-- Start --

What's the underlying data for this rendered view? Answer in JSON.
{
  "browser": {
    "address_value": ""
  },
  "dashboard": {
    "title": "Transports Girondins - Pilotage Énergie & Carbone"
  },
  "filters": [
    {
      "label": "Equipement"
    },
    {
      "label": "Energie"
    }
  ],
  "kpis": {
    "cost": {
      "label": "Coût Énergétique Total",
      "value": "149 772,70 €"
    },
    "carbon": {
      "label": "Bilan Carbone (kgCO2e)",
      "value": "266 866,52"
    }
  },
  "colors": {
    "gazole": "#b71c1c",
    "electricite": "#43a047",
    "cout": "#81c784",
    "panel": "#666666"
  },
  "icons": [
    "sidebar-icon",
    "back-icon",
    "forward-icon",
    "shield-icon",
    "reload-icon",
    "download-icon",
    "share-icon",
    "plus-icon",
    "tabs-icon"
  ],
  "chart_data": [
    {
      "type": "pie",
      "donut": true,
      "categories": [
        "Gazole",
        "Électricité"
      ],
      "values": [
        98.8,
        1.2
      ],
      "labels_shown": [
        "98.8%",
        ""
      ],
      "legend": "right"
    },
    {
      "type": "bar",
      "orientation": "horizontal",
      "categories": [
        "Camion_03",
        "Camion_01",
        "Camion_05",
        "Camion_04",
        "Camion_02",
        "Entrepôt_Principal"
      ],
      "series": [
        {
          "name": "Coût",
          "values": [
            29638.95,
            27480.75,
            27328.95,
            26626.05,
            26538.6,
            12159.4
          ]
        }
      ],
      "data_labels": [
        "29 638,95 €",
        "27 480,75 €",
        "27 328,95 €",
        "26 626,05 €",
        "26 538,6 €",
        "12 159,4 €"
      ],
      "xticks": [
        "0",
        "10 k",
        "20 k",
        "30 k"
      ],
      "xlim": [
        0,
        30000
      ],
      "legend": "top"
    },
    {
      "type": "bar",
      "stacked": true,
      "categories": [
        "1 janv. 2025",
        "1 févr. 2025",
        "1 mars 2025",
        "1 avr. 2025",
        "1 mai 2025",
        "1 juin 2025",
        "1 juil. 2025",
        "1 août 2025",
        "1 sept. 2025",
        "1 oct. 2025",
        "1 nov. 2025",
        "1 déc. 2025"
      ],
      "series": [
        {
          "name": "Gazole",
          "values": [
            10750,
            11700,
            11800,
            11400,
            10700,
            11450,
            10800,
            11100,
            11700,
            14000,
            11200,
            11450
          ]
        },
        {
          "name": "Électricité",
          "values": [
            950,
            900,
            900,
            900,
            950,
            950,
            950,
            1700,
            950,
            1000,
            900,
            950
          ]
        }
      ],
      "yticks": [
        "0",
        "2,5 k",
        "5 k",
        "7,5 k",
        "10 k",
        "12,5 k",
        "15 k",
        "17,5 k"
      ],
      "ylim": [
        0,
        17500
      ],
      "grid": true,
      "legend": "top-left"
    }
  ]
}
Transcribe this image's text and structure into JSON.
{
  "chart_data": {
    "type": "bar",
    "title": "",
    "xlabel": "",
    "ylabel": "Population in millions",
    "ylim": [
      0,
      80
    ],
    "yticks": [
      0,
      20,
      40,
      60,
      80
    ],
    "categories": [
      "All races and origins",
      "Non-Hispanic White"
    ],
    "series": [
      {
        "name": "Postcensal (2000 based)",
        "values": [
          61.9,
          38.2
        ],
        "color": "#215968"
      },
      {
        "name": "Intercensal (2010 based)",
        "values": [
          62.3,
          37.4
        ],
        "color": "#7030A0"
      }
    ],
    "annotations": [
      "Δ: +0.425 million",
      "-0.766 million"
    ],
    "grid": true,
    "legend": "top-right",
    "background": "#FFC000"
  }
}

-- End --

* [Stated problem]: The word "Carbone" may appear on some lines. Report how many lines hold it, giving the number alone.

* [Response below]: 2